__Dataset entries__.
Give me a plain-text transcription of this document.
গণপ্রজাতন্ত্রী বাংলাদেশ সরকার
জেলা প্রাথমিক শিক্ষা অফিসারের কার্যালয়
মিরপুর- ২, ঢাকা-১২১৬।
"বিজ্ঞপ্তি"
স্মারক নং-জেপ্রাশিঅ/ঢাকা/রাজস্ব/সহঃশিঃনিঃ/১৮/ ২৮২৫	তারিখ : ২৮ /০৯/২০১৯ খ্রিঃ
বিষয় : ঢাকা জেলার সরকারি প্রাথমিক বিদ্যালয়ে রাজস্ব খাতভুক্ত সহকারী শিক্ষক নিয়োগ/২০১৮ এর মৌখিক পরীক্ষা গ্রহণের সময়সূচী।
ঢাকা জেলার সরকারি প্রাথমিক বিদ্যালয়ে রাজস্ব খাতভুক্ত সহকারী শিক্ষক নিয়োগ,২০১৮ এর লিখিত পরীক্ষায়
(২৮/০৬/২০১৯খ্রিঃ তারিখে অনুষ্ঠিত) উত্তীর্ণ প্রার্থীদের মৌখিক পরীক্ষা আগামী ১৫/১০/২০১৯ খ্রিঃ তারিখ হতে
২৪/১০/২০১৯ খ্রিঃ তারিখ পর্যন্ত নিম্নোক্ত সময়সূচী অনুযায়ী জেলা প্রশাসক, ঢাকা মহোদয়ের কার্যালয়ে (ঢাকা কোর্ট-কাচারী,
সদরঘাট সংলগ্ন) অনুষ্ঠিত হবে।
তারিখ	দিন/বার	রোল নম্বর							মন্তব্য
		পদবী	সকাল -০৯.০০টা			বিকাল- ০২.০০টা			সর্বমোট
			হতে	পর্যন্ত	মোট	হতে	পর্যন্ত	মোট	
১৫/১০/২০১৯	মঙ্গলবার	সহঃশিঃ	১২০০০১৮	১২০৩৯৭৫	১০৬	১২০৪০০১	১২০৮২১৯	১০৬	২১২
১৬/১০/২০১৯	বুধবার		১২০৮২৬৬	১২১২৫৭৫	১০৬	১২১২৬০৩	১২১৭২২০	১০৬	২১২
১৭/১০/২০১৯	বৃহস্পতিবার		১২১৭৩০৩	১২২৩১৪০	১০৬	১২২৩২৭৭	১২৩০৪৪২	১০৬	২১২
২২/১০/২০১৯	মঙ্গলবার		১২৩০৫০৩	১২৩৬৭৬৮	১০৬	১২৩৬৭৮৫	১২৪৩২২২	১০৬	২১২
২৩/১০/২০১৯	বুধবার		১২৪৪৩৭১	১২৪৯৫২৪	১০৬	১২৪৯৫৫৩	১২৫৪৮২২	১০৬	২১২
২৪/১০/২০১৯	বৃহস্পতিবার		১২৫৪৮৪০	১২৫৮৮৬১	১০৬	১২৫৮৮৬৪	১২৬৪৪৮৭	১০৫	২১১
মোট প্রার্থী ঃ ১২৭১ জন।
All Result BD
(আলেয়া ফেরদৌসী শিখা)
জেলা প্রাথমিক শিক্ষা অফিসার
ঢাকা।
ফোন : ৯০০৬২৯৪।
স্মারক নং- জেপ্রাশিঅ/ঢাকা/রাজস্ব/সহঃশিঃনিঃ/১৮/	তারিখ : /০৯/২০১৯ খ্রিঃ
--
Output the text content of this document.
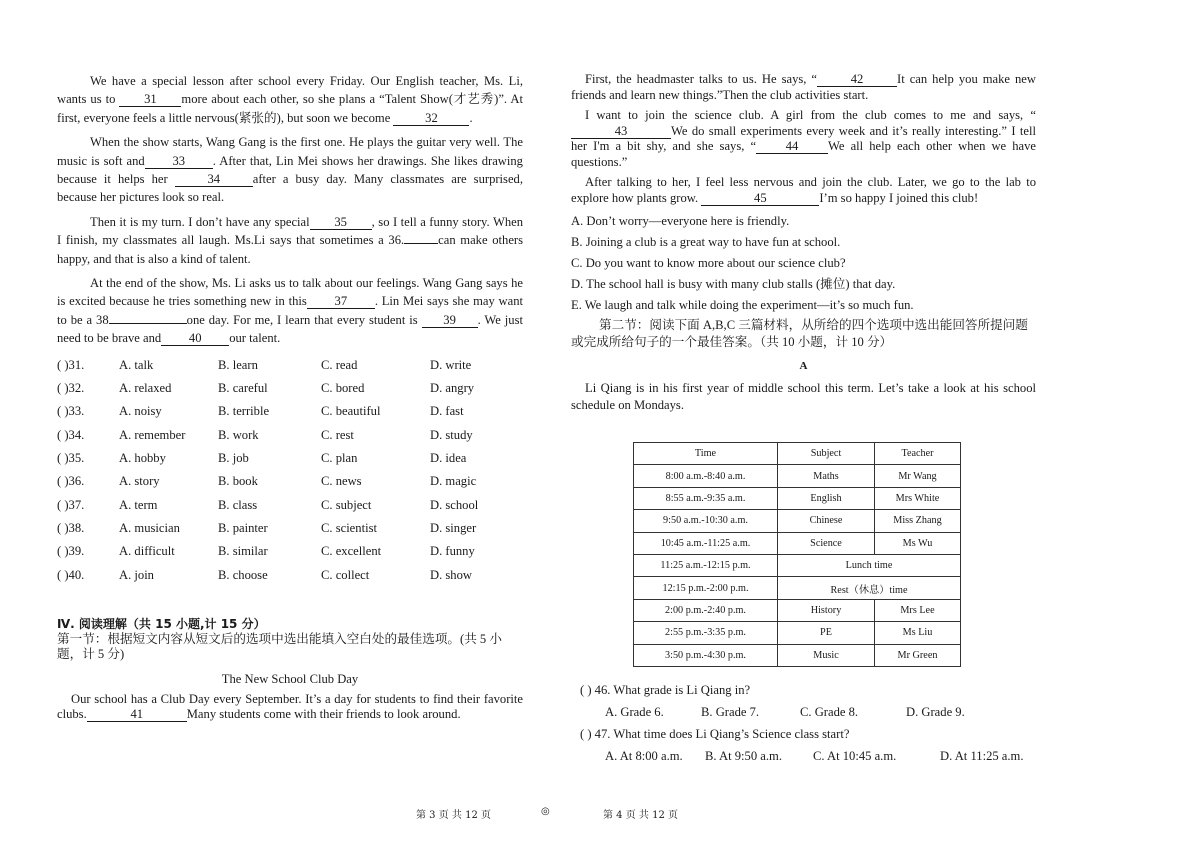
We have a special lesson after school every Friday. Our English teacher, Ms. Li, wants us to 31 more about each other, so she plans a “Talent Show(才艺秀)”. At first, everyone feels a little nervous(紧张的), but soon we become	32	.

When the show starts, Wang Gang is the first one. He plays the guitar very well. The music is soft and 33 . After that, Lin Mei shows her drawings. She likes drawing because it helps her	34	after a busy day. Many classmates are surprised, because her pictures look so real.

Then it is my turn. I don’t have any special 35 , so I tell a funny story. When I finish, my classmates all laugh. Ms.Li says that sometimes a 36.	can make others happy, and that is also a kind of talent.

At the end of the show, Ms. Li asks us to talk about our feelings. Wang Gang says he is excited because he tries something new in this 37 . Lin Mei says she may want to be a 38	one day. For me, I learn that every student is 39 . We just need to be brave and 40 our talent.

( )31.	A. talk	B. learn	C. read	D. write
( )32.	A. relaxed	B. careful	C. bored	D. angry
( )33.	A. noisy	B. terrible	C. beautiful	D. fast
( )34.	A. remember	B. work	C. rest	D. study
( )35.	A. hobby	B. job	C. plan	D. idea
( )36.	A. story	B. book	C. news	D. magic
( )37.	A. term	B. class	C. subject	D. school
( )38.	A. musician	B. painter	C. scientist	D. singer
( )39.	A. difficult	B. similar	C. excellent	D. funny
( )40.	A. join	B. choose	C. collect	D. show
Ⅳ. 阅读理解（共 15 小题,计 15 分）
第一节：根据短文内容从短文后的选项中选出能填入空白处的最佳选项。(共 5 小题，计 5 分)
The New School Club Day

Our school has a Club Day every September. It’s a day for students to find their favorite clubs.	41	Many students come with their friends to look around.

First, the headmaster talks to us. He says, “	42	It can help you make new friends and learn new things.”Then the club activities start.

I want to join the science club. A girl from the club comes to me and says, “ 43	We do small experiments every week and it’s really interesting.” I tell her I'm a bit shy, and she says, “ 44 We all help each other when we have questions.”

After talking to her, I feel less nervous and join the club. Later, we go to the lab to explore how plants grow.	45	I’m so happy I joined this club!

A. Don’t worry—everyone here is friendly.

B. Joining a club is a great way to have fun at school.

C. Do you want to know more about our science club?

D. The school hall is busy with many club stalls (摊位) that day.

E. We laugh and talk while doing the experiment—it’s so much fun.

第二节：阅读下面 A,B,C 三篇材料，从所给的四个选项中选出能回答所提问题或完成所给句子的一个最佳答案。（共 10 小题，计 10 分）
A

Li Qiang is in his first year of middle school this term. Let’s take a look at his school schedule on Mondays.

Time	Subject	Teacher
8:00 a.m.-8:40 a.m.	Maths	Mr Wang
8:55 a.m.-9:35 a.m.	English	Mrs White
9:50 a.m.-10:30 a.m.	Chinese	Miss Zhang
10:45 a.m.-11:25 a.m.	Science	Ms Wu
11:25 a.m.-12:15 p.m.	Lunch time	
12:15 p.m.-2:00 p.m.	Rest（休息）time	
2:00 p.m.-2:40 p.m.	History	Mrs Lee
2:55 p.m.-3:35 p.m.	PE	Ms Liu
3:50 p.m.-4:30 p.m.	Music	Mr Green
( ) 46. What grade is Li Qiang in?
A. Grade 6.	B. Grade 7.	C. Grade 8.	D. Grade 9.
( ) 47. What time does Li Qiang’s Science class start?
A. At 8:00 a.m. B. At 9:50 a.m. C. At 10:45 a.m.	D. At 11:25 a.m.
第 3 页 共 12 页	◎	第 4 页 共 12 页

__TASK BRIEF__. Go through the material and copy out every line with "term" in it.

__FULL ANSWER__.
( )37.	A. term	B. class	C. subject	D. school
Li Qiang is in his first year of middle school this term. Let’s take a look at his school schedule on Mondays.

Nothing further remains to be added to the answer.